>> START The data
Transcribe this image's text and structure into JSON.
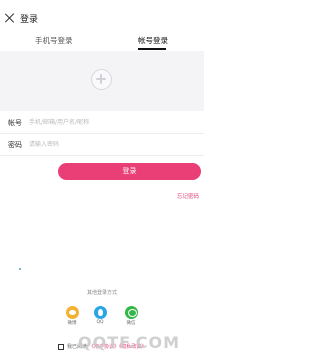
{
  "header": {
    "title": "登录",
    "close_icon": "close-icon"
  },
  "tabs": [
    {
      "label": "手机号登录",
      "active": false
    },
    {
      "label": "帐号登录",
      "active": true
    }
  ],
  "logo": {
    "icon": "app-logo-icon"
  },
  "form": {
    "account": {
      "label": "帐号",
      "placeholder": "手机/邮箱/用户名/昵称",
      "value": ""
    },
    "password": {
      "label": "密码",
      "placeholder": "请输入密码",
      "value": ""
    }
  },
  "login_button": {
    "label": "登录",
    "color": "#ea3f76"
  },
  "forgot_link": "忘记密码",
  "third_party": {
    "label": "其他登录方式",
    "items": [
      {
        "label": "微博",
        "icon": "weibo-icon",
        "color": "#f2b233"
      },
      {
        "label": "QQ",
        "icon": "qq-icon",
        "color": "#2aa6e6"
      },
      {
        "label": "微信",
        "icon": "wechat-icon",
        "color": "#35b74a"
      }
    ]
  },
  "agreement": {
    "prefix": "我已阅读",
    "link": "《用户协议》《隐私政策》",
    "checked": false
  },
  "watermark": "QQTF.COM"
}
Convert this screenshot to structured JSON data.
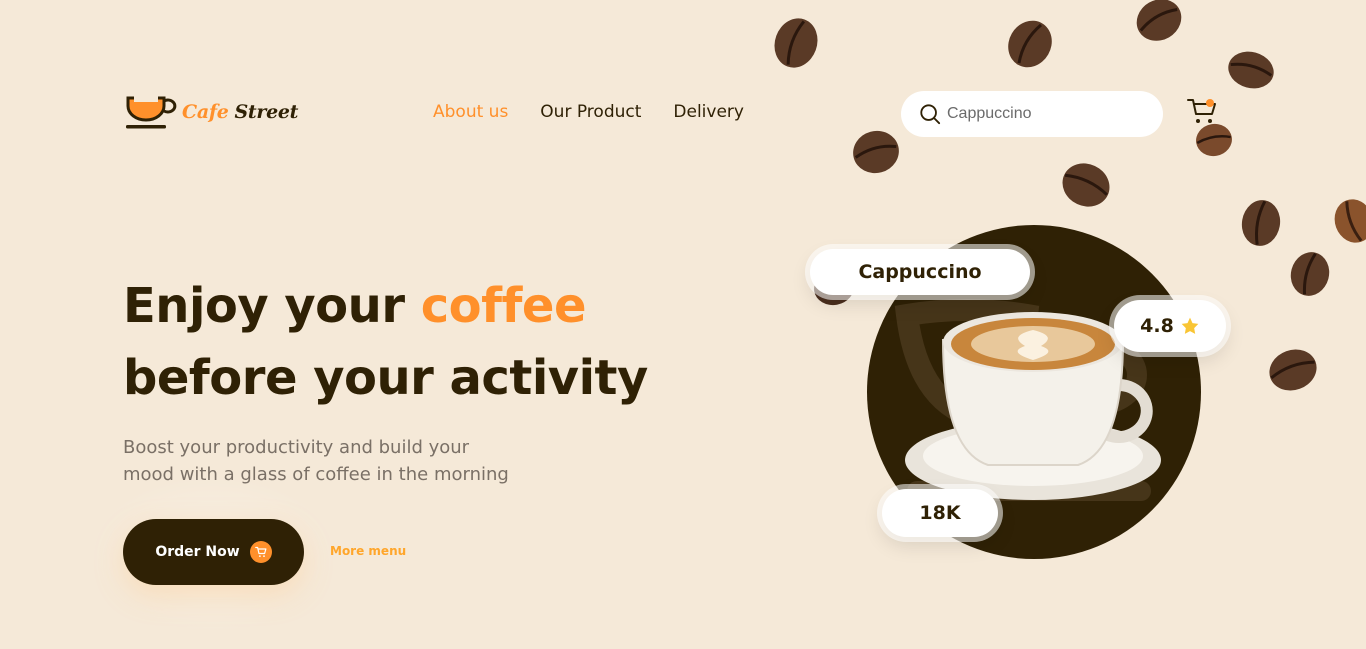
{
  "brand": {
    "name_part1": "Cafe",
    "name_part2": "Street"
  },
  "nav": [
    {
      "label": "About us",
      "active": true
    },
    {
      "label": "Our Product",
      "active": false
    },
    {
      "label": "Delivery",
      "active": false
    }
  ],
  "search": {
    "value": "",
    "placeholder": "Cappuccino",
    "icon": "search-icon"
  },
  "cart": {
    "icon": "cart-icon",
    "has_notification": true
  },
  "hero": {
    "headline_part1": "Enjoy your",
    "headline_accent": "coffee",
    "headline_line2": "before your activity",
    "subtext_line1": "Boost your productivity and build your",
    "subtext_line2": "mood with a glass of coffee in the morning",
    "order_button": "Order Now",
    "more_menu": "More menu"
  },
  "product_card": {
    "name": "Cappuccino",
    "rating": "4.8",
    "rating_icon": "star-icon",
    "count": "18K"
  },
  "colors": {
    "background": "#F5E9D8",
    "dark_brown": "#2F2105",
    "accent_orange": "#FF902B",
    "more_menu_gold": "#FFA62B",
    "star": "#F9C534"
  }
}
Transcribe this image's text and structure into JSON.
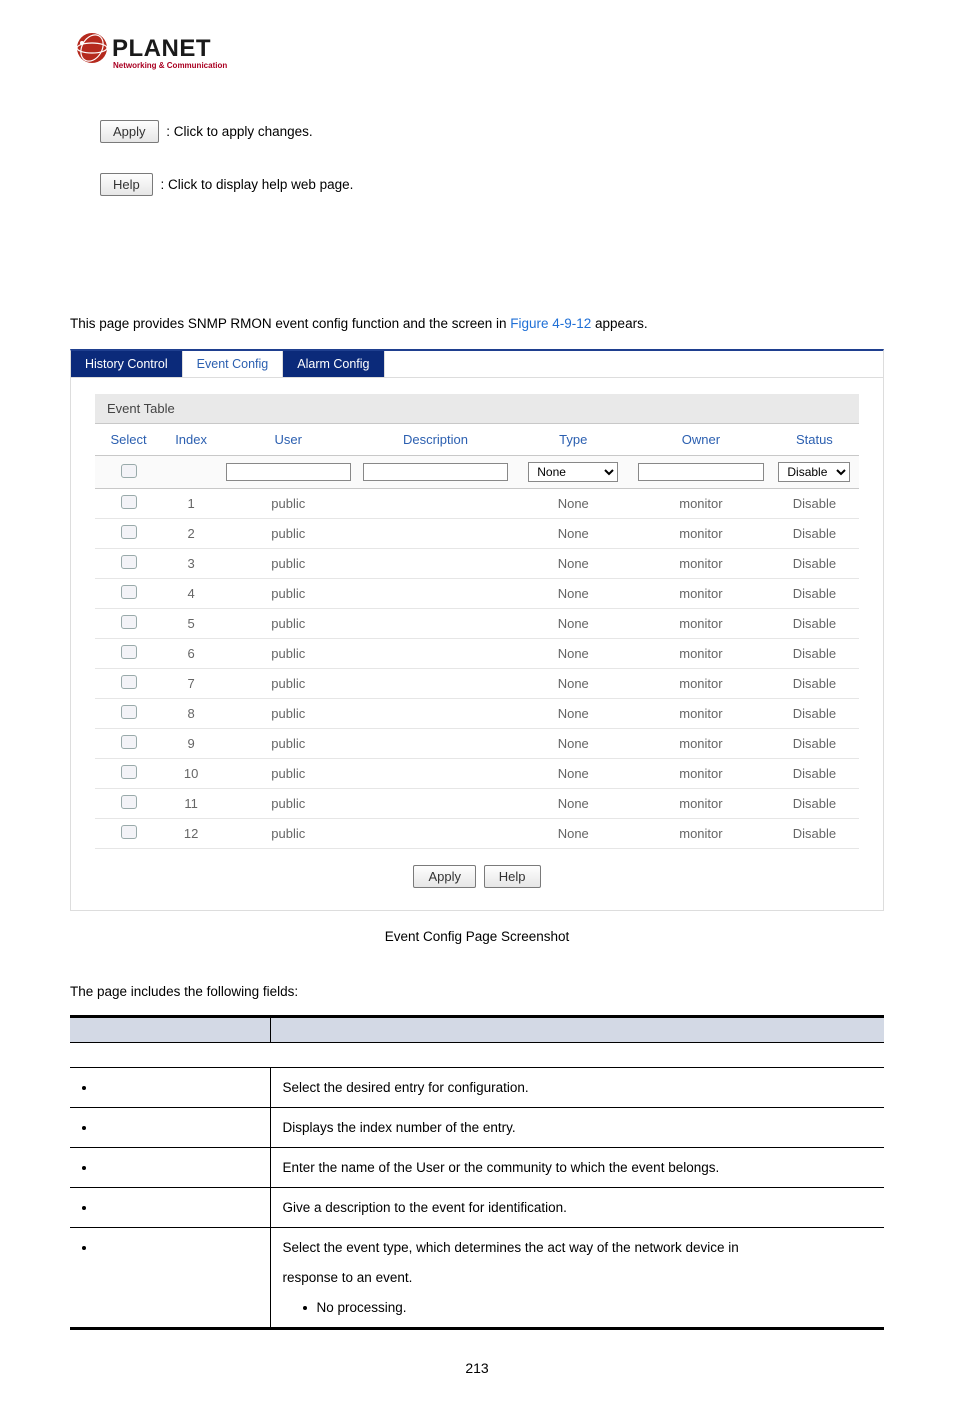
{
  "logo": {
    "brand_top": "PLANET",
    "brand_sub": "Networking & Communication"
  },
  "top_buttons": {
    "apply_label": "Apply",
    "apply_desc": ": Click to apply changes.",
    "help_label": "Help",
    "help_desc": ": Click to display help web page."
  },
  "intro": {
    "before_link": "This page provides SNMP RMON event config function and the screen in ",
    "link_text": "Figure 4-9-12",
    "after_link": " appears."
  },
  "tabs": {
    "history": "History Control",
    "event": "Event Config",
    "alarm": "Alarm Config"
  },
  "card_title": "Event Table",
  "columns": {
    "select": "Select",
    "index": "Index",
    "user": "User",
    "description": "Description",
    "type": "Type",
    "owner": "Owner",
    "status": "Status"
  },
  "filter_row": {
    "type_selected": "None",
    "status_selected": "Disable"
  },
  "rows": [
    {
      "index": "1",
      "user": "public",
      "description": "",
      "type": "None",
      "owner": "monitor",
      "status": "Disable"
    },
    {
      "index": "2",
      "user": "public",
      "description": "",
      "type": "None",
      "owner": "monitor",
      "status": "Disable"
    },
    {
      "index": "3",
      "user": "public",
      "description": "",
      "type": "None",
      "owner": "monitor",
      "status": "Disable"
    },
    {
      "index": "4",
      "user": "public",
      "description": "",
      "type": "None",
      "owner": "monitor",
      "status": "Disable"
    },
    {
      "index": "5",
      "user": "public",
      "description": "",
      "type": "None",
      "owner": "monitor",
      "status": "Disable"
    },
    {
      "index": "6",
      "user": "public",
      "description": "",
      "type": "None",
      "owner": "monitor",
      "status": "Disable"
    },
    {
      "index": "7",
      "user": "public",
      "description": "",
      "type": "None",
      "owner": "monitor",
      "status": "Disable"
    },
    {
      "index": "8",
      "user": "public",
      "description": "",
      "type": "None",
      "owner": "monitor",
      "status": "Disable"
    },
    {
      "index": "9",
      "user": "public",
      "description": "",
      "type": "None",
      "owner": "monitor",
      "status": "Disable"
    },
    {
      "index": "10",
      "user": "public",
      "description": "",
      "type": "None",
      "owner": "monitor",
      "status": "Disable"
    },
    {
      "index": "11",
      "user": "public",
      "description": "",
      "type": "None",
      "owner": "monitor",
      "status": "Disable"
    },
    {
      "index": "12",
      "user": "public",
      "description": "",
      "type": "None",
      "owner": "monitor",
      "status": "Disable"
    }
  ],
  "buttons": {
    "apply": "Apply",
    "help": "Help"
  },
  "caption": "Event Config Page Screenshot",
  "fields_intro": "The page includes the following fields:",
  "fields": [
    {
      "desc": "Select the desired entry for configuration."
    },
    {
      "desc": "Displays the index number of the entry."
    },
    {
      "desc": "Enter the name of the User or the community to which the event belongs."
    },
    {
      "desc": "Give a description to the event for identification."
    }
  ],
  "last_field": {
    "line1": "Select the event type, which determines the act way of the network device in",
    "line2": "response to an event.",
    "sub": "No processing."
  },
  "page_number": "213"
}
>> END The data
■ Exercise description
Write the records out once more, exactly as they appear, with no pictures.

■ Solution
Transcribe this image's text and structure into JSON.
{
  "header": {
    "title": "登录",
    "close_icon": "close-icon"
  },
  "tabs": [
    {
      "label": "手机号登录",
      "active": false
    },
    {
      "label": "帐号登录",
      "active": true
    }
  ],
  "logo": {
    "icon": "app-logo-icon"
  },
  "form": {
    "account": {
      "label": "帐号",
      "placeholder": "手机/邮箱/用户名/昵称",
      "value": ""
    },
    "password": {
      "label": "密码",
      "placeholder": "请输入密码",
      "value": ""
    }
  },
  "login_button": {
    "label": "登录",
    "color": "#ea3f76"
  },
  "forgot_link": "忘记密码",
  "third_party": {
    "label": "其他登录方式",
    "items": [
      {
        "label": "微博",
        "icon": "weibo-icon",
        "color": "#f2b233"
      },
      {
        "label": "QQ",
        "icon": "qq-icon",
        "color": "#2aa6e6"
      },
      {
        "label": "微信",
        "icon": "wechat-icon",
        "color": "#35b74a"
      }
    ]
  },
  "agreement": {
    "prefix": "我已阅读",
    "link": "《用户协议》《隐私政策》",
    "checked": false
  },
  "watermark": "QQTF.COM"
}
Convert this screenshot to structured JSON data.
{
  "brand": {
    "name_part1": "Cafe",
    "name_part2": "Street"
  },
  "nav": [
    {
      "label": "About us",
      "active": true
    },
    {
      "label": "Our Product",
      "active": false
    },
    {
      "label": "Delivery",
      "active": false
    }
  ],
  "search": {
    "value": "",
    "placeholder": "Cappuccino",
    "icon": "search-icon"
  },
  "cart": {
    "icon": "cart-icon",
    "has_notification": true
  },
  "hero": {
    "headline_part1": "Enjoy your",
    "headline_accent": "coffee",
    "headline_line2": "before your activity",
    "subtext_line1": "Boost your productivity and build your",
    "subtext_line2": "mood with a glass of coffee in the morning",
    "order_button": "Order Now",
    "more_menu": "More menu"
  },
  "product_card": {
    "name": "Cappuccino",
    "rating": "4.8",
    "rating_icon": "star-icon",
    "count": "18K"
  },
  "colors": {
    "background": "#F5E9D8",
    "dark_brown": "#2F2105",
    "accent_orange": "#FF902B",
    "more_menu_gold": "#FFA62B",
    "star": "#F9C534"
  }
}
Transcribe this image's text and structure into JSON.
{
  "logo": {
    "brand_top": "PLANET",
    "brand_sub": "Networking & Communication"
  },
  "top_buttons": {
    "apply_label": "Apply",
    "apply_desc": ": Click to apply changes.",
    "help_label": "Help",
    "help_desc": ": Click to display help web page."
  },
  "intro": {
    "before_link": "This page provides SNMP RMON event config function and the screen in ",
    "link_text": "Figure 4-9-12",
    "after_link": " appears."
  },
  "tabs": {
    "history": "History Control",
    "event": "Event Config",
    "alarm": "Alarm Config"
  },
  "card_title": "Event Table",
  "columns": {
    "select": "Select",
    "index": "Index",
    "user": "User",
    "description": "Description",
    "type": "Type",
    "owner": "Owner",
    "status": "Status"
  },
  "filter_row": {
    "type_selected": "None",
    "status_selected": "Disable"
  },
  "rows": [
    {
      "index": "1",
      "user": "public",
      "description": "",
      "type": "None",
      "owner": "monitor",
      "status": "Disable"
    },
    {
      "index": "2",
      "user": "public",
      "description": "",
      "type": "None",
      "owner": "monitor",
      "status": "Disable"
    },
    {
      "index": "3",
      "user": "public",
      "description": "",
      "type": "None",
      "owner": "monitor",
      "status": "Disable"
    },
    {
      "index": "4",
      "user": "public",
      "description": "",
      "type": "None",
      "owner": "monitor",
      "status": "Disable"
    },
    {
      "index": "5",
      "user": "public",
      "description": "",
      "type": "None",
      "owner": "monitor",
      "status": "Disable"
    },
    {
      "index": "6",
      "user": "public",
      "description": "",
      "type": "None",
      "owner": "monitor",
      "status": "Disable"
    },
    {
      "index": "7",
      "user": "public",
      "description": "",
      "type": "None",
      "owner": "monitor",
      "status": "Disable"
    },
    {
      "index": "8",
      "user": "public",
      "description": "",
      "type": "None",
      "owner": "monitor",
      "status": "Disable"
    },
    {
      "index": "9",
      "user": "public",
      "description": "",
      "type": "None",
      "owner": "monitor",
      "status": "Disable"
    },
    {
      "index": "10",
      "user": "public",
      "description": "",
      "type": "None",
      "owner": "monitor",
      "status": "Disable"
    },
    {
      "index": "11",
      "user": "public",
      "description": "",
      "type": "None",
      "owner": "monitor",
      "status": "Disable"
    },
    {
      "index": "12",
      "user": "public",
      "description": "",
      "type": "None",
      "owner": "monitor",
      "status": "Disable"
    }
  ],
  "buttons": {
    "apply": "Apply",
    "help": "Help"
  },
  "caption": "Event Config Page Screenshot",
  "fields_intro": "The page includes the following fields:",
  "fields": [
    {
      "desc": "Select the desired entry for configuration."
    },
    {
      "desc": "Displays the index number of the entry."
    },
    {
      "desc": "Enter the name of the User or the community to which the event belongs."
    },
    {
      "desc": "Give a description to the event for identification."
    }
  ],
  "last_field": {
    "line1": "Select the event type, which determines the act way of the network device in",
    "line2": "response to an event.",
    "sub": "No processing."
  },
  "page_number": "213"
}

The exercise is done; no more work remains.